▸ **Exercise prompt**: Output every line below exactly.

[Collected data entries]
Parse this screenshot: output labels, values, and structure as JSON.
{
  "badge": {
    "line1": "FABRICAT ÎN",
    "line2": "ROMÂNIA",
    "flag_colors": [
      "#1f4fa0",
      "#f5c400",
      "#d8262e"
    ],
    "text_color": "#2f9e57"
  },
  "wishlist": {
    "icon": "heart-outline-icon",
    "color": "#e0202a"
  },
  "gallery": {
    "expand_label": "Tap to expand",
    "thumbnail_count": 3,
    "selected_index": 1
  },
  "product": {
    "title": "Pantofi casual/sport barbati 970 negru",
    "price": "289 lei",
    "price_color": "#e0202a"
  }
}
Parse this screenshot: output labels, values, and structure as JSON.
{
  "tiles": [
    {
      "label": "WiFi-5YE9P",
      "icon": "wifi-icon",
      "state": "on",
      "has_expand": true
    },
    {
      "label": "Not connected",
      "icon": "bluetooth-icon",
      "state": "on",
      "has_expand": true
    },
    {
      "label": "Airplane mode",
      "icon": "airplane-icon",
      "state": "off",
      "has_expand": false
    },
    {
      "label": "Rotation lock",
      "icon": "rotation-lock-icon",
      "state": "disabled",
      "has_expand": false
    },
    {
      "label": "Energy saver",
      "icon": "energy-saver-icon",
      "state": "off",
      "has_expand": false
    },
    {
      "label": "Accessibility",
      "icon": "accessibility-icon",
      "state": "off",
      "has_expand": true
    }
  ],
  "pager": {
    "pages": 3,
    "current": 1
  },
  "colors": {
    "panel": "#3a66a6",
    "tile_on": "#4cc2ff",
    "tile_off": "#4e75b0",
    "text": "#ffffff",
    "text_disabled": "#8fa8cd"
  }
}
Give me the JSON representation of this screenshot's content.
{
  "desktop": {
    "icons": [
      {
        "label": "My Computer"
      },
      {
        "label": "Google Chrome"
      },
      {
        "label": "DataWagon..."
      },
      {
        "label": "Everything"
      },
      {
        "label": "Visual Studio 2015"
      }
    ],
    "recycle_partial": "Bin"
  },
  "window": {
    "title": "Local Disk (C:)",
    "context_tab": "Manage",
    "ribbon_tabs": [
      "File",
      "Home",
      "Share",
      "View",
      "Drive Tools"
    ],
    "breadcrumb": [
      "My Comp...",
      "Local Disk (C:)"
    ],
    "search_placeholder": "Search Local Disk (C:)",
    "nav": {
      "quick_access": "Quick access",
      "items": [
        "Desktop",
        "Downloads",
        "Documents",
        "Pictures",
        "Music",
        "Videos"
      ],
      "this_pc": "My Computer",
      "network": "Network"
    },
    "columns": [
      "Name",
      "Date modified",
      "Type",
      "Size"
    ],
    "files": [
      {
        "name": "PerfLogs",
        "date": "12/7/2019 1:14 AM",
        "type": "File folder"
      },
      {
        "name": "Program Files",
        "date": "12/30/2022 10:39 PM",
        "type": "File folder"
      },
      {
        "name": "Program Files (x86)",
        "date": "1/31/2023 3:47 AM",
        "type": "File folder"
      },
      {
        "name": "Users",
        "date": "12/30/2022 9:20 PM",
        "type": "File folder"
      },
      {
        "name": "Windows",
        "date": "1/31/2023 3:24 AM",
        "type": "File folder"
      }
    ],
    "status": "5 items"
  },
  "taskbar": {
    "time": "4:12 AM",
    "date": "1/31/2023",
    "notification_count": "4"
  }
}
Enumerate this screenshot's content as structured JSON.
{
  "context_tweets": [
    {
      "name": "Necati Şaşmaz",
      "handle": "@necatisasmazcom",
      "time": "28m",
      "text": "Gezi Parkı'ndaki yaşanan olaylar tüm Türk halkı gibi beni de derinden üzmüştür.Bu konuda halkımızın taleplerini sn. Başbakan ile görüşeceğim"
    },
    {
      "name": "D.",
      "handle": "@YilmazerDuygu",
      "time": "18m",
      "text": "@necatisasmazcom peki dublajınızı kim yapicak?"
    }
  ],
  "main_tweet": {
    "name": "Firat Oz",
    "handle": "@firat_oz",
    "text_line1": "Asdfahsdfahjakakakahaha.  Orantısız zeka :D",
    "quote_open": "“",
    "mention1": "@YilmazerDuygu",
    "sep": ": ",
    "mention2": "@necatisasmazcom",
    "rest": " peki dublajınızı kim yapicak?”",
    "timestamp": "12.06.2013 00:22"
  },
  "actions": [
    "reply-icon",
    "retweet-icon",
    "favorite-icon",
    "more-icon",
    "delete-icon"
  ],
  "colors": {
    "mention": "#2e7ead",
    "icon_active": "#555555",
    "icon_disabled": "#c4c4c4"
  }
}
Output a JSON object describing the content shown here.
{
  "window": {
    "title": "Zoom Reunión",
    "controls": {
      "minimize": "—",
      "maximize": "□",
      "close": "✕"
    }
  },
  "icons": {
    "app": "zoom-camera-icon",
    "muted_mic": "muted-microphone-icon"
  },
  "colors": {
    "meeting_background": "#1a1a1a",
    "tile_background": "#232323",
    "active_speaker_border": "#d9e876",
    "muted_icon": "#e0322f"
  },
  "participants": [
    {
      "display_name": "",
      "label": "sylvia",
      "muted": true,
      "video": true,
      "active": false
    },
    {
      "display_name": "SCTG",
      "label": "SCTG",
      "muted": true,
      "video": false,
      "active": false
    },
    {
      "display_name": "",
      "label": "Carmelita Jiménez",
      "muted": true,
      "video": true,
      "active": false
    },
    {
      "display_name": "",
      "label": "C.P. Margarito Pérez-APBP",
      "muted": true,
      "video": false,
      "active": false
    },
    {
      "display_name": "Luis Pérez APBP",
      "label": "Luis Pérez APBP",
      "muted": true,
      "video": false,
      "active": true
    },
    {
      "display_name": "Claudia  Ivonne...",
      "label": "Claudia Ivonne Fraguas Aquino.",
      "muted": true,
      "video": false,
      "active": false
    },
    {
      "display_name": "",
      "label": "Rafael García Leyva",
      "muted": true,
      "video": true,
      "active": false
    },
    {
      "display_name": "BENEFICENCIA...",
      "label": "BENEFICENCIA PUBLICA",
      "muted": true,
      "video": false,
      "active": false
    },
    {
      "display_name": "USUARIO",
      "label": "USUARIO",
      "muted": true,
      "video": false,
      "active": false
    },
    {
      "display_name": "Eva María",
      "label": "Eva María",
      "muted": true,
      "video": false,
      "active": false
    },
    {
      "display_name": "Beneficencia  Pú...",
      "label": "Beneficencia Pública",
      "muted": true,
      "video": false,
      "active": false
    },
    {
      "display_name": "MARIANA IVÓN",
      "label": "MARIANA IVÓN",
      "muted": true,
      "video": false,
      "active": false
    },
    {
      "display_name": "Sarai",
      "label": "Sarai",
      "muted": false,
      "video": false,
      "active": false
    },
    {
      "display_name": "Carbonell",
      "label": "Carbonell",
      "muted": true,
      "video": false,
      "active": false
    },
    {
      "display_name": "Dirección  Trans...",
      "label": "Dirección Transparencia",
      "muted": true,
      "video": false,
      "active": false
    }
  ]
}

▸ **Output for this task**:
Parse this screenshot: output labels, values, and structure as JSON.
{
  "badge": {
    "line1": "FABRICAT ÎN",
    "line2": "ROMÂNIA",
    "flag_colors": [
      "#1f4fa0",
      "#f5c400",
      "#d8262e"
    ],
    "text_color": "#2f9e57"
  },
  "wishlist": {
    "icon": "heart-outline-icon",
    "color": "#e0202a"
  },
  "gallery": {
    "expand_label": "Tap to expand",
    "thumbnail_count": 3,
    "selected_index": 1
  },
  "product": {
    "title": "Pantofi casual/sport barbati 970 negru",
    "price": "289 lei",
    "price_color": "#e0202a"
  }
}
Parse this screenshot: output labels, values, and structure as JSON.
{
  "tiles": [
    {
      "label": "WiFi-5YE9P",
      "icon": "wifi-icon",
      "state": "on",
      "has_expand": true
    },
    {
      "label": "Not connected",
      "icon": "bluetooth-icon",
      "state": "on",
      "has_expand": true
    },
    {
      "label": "Airplane mode",
      "icon": "airplane-icon",
      "state": "off",
      "has_expand": false
    },
    {
      "label": "Rotation lock",
      "icon": "rotation-lock-icon",
      "state": "disabled",
      "has_expand": false
    },
    {
      "label": "Energy saver",
      "icon": "energy-saver-icon",
      "state": "off",
      "has_expand": false
    },
    {
      "label": "Accessibility",
      "icon": "accessibility-icon",
      "state": "off",
      "has_expand": true
    }
  ],
  "pager": {
    "pages": 3,
    "current": 1
  },
  "colors": {
    "panel": "#3a66a6",
    "tile_on": "#4cc2ff",
    "tile_off": "#4e75b0",
    "text": "#ffffff",
    "text_disabled": "#8fa8cd"
  }
}
Give me the JSON representation of this screenshot's content.
{
  "desktop": {
    "icons": [
      {
        "label": "My Computer"
      },
      {
        "label": "Google Chrome"
      },
      {
        "label": "DataWagon..."
      },
      {
        "label": "Everything"
      },
      {
        "label": "Visual Studio 2015"
      }
    ],
    "recycle_partial": "Bin"
  },
  "window": {
    "title": "Local Disk (C:)",
    "context_tab": "Manage",
    "ribbon_tabs": [
      "File",
      "Home",
      "Share",
      "View",
      "Drive Tools"
    ],
    "breadcrumb": [
      "My Comp...",
      "Local Disk (C:)"
    ],
    "search_placeholder": "Search Local Disk (C:)",
    "nav": {
      "quick_access": "Quick access",
      "items": [
        "Desktop",
        "Downloads",
        "Documents",
        "Pictures",
        "Music",
        "Videos"
      ],
      "this_pc": "My Computer",
      "network": "Network"
    },
    "columns": [
      "Name",
      "Date modified",
      "Type",
      "Size"
    ],
    "files": [
      {
        "name": "PerfLogs",
        "date": "12/7/2019 1:14 AM",
        "type": "File folder"
      },
      {
        "name": "Program Files",
        "date": "12/30/2022 10:39 PM",
        "type": "File folder"
      },
      {
        "name": "Program Files (x86)",
        "date": "1/31/2023 3:47 AM",
        "type": "File folder"
      },
      {
        "name": "Users",
        "date": "12/30/2022 9:20 PM",
        "type": "File folder"
      },
      {
        "name": "Windows",
        "date": "1/31/2023 3:24 AM",
        "type": "File folder"
      }
    ],
    "status": "5 items"
  },
  "taskbar": {
    "time": "4:12 AM",
    "date": "1/31/2023",
    "notification_count": "4"
  }
}
Enumerate this screenshot's content as structured JSON.
{
  "context_tweets": [
    {
      "name": "Necati Şaşmaz",
      "handle": "@necatisasmazcom",
      "time": "28m",
      "text": "Gezi Parkı'ndaki yaşanan olaylar tüm Türk halkı gibi beni de derinden üzmüştür.Bu konuda halkımızın taleplerini sn. Başbakan ile görüşeceğim"
    },
    {
      "name": "D.",
      "handle": "@YilmazerDuygu",
      "time": "18m",
      "text": "@necatisasmazcom peki dublajınızı kim yapicak?"
    }
  ],
  "main_tweet": {
    "name": "Firat Oz",
    "handle": "@firat_oz",
    "text_line1": "Asdfahsdfahjakakakahaha.  Orantısız zeka :D",
    "quote_open": "“",
    "mention1": "@YilmazerDuygu",
    "sep": ": ",
    "mention2": "@necatisasmazcom",
    "rest": " peki dublajınızı kim yapicak?”",
    "timestamp": "12.06.2013 00:22"
  },
  "actions": [
    "reply-icon",
    "retweet-icon",
    "favorite-icon",
    "more-icon",
    "delete-icon"
  ],
  "colors": {
    "mention": "#2e7ead",
    "icon_active": "#555555",
    "icon_disabled": "#c4c4c4"
  }
}
Output a JSON object describing the content shown here.
{
  "window": {
    "title": "Zoom Reunión",
    "controls": {
      "minimize": "—",
      "maximize": "□",
      "close": "✕"
    }
  },
  "icons": {
    "app": "zoom-camera-icon",
    "muted_mic": "muted-microphone-icon"
  },
  "colors": {
    "meeting_background": "#1a1a1a",
    "tile_background": "#232323",
    "active_speaker_border": "#d9e876",
    "muted_icon": "#e0322f"
  },
  "participants": [
    {
      "display_name": "",
      "label": "sylvia",
      "muted": true,
      "video": true,
      "active": false
    },
    {
      "display_name": "SCTG",
      "label": "SCTG",
      "muted": true,
      "video": false,
      "active": false
    },
    {
      "display_name": "",
      "label": "Carmelita Jiménez",
      "muted": true,
      "video": true,
      "active": false
    },
    {
      "display_name": "",
      "label": "C.P. Margarito Pérez-APBP",
      "muted": true,
      "video": false,
      "active": false
    },
    {
      "display_name": "Luis Pérez APBP",
      "label": "Luis Pérez APBP",
      "muted": true,
      "video": false,
      "active": true
    },
    {
      "display_name": "Claudia  Ivonne...",
      "label": "Claudia Ivonne Fraguas Aquino.",
      "muted": true,
      "video": false,
      "active": false
    },
    {
      "display_name": "",
      "label": "Rafael García Leyva",
      "muted": true,
      "video": true,
      "active": false
    },
    {
      "display_name": "BENEFICENCIA...",
      "label": "BENEFICENCIA PUBLICA",
      "muted": true,
      "video": false,
      "active": false
    },
    {
      "display_name": "USUARIO",
      "label": "USUARIO",
      "muted": true,
      "video": false,
      "active": false
    },
    {
      "display_name": "Eva María",
      "label": "Eva María",
      "muted": true,
      "video": false,
      "active": false
    },
    {
      "display_name": "Beneficencia  Pú...",
      "label": "Beneficencia Pública",
      "muted": true,
      "video": false,
      "active": false
    },
    {
      "display_name": "MARIANA IVÓN",
      "label": "MARIANA IVÓN",
      "muted": true,
      "video": false,
      "active": false
    },
    {
      "display_name": "Sarai",
      "label": "Sarai",
      "muted": false,
      "video": false,
      "active": false
    },
    {
      "display_name": "Carbonell",
      "label": "Carbonell",
      "muted": true,
      "video": false,
      "active": false
    },
    {
      "display_name": "Dirección  Trans...",
      "label": "Dirección Transparencia",
      "muted": true,
      "video": false,
      "active": false
    }
  ]
}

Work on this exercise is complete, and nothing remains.